Instructions to follow:
Look through the records, and whenever a line includes the word "actin", copy it.

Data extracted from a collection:
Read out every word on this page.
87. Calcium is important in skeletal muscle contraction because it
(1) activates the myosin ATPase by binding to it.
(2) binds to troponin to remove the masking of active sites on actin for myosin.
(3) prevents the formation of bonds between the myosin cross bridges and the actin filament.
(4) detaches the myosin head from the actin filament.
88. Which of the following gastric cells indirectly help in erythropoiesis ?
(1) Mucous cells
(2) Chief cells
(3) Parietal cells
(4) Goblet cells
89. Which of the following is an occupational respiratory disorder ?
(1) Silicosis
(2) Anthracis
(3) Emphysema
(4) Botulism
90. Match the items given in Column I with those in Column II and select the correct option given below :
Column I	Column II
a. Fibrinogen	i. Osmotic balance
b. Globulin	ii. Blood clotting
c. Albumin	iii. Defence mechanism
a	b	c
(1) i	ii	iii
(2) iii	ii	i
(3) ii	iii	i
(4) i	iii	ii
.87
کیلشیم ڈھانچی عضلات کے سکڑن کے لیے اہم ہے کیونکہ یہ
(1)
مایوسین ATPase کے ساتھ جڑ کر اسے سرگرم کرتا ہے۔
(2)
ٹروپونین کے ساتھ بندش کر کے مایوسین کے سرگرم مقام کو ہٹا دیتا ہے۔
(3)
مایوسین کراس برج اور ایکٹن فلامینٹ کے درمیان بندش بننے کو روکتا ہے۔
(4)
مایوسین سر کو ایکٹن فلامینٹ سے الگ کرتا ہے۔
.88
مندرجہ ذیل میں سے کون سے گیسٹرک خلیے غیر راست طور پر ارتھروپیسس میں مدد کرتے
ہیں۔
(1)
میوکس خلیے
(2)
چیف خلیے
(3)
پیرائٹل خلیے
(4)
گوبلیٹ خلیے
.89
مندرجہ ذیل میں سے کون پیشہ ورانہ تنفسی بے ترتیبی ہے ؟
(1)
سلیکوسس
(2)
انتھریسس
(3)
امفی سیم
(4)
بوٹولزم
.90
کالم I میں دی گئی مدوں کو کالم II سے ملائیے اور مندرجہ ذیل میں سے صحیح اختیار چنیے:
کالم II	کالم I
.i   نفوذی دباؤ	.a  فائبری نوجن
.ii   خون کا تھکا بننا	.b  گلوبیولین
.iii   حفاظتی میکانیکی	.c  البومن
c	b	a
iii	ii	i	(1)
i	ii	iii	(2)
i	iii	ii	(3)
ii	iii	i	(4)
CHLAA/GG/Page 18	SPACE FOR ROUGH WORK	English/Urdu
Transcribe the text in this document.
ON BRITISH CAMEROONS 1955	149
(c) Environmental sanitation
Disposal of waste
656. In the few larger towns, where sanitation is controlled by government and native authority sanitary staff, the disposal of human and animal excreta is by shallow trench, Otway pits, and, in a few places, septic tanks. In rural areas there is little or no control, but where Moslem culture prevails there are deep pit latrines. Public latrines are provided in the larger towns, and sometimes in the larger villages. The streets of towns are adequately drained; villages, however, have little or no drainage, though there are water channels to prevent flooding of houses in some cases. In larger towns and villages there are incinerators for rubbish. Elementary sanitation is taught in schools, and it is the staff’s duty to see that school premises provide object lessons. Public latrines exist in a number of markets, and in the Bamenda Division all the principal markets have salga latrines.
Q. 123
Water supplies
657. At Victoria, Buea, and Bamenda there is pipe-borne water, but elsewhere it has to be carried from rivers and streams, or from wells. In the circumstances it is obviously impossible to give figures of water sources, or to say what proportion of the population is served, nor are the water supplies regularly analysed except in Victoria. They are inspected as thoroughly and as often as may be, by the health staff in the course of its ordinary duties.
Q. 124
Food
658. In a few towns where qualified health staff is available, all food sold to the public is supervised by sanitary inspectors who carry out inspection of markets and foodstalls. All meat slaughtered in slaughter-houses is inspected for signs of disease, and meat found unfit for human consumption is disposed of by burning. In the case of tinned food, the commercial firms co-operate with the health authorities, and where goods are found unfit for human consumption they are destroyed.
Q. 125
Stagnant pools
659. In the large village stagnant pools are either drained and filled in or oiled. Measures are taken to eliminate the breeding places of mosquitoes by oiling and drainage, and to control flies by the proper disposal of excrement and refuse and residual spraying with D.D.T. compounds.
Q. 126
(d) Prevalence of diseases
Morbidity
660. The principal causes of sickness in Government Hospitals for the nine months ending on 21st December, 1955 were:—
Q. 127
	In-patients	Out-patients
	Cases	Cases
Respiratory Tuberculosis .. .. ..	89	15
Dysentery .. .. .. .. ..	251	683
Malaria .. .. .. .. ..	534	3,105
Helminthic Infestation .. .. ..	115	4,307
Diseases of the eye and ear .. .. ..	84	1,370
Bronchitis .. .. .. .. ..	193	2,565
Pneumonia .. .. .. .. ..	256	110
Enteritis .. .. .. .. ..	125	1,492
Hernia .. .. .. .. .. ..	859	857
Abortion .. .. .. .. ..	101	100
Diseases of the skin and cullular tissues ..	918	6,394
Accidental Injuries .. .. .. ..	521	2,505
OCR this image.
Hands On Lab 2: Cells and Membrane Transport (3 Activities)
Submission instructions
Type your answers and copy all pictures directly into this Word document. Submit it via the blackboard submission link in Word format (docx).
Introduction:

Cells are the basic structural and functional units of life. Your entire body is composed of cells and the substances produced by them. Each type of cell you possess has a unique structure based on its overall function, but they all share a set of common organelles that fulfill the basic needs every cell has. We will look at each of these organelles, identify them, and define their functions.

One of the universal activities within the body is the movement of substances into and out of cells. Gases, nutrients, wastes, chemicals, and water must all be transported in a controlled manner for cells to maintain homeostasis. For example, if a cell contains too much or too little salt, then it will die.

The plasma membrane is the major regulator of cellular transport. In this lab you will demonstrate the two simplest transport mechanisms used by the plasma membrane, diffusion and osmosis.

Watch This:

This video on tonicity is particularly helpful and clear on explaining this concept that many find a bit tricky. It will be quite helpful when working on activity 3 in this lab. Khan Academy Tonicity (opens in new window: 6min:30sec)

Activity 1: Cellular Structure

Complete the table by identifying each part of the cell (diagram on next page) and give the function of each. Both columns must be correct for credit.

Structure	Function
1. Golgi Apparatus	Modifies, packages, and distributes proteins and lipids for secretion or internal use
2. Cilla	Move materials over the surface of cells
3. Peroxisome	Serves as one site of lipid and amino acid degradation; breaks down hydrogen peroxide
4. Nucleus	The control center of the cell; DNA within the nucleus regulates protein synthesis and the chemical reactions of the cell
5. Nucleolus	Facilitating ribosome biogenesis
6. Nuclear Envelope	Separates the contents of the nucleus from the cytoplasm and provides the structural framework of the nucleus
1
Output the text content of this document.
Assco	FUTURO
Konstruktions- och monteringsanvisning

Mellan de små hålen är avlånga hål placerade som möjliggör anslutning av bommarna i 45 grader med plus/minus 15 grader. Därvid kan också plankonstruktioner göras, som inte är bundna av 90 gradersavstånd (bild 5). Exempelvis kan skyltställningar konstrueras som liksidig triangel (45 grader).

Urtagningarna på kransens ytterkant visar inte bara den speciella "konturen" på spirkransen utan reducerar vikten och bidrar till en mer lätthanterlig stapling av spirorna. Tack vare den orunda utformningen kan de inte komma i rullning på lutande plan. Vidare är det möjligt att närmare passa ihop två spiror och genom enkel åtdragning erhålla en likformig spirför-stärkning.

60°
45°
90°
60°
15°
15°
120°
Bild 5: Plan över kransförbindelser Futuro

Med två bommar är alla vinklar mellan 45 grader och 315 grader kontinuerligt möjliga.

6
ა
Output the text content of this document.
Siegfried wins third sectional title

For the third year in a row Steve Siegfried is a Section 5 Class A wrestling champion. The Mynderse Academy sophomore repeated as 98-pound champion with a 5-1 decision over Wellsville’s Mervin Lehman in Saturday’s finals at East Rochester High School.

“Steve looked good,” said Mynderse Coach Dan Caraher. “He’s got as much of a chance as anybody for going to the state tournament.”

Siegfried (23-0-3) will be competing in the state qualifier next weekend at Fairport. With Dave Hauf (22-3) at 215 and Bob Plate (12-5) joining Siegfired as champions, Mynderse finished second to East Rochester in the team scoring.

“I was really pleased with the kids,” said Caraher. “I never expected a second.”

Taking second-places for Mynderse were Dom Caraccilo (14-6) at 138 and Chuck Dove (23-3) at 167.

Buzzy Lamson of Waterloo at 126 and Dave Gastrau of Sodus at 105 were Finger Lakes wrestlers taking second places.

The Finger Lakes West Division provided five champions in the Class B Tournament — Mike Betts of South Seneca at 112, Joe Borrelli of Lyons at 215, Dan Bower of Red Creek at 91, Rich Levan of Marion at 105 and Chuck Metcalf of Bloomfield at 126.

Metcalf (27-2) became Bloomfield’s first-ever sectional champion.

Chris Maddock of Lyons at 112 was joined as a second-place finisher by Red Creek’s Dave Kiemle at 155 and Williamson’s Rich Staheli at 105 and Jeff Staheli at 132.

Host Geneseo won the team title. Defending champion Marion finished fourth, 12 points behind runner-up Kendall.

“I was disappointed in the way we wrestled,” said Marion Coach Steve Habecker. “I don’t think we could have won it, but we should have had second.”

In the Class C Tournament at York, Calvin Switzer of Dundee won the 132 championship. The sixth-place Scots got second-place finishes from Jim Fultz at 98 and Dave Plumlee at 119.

Answer for the task:
(2) binds to troponin to remove the masking of active sites on actin for myosin.
(3) prevents the formation of bonds between the myosin cross bridges and the actin filament.
(4) detaches the myosin head from the actin filament.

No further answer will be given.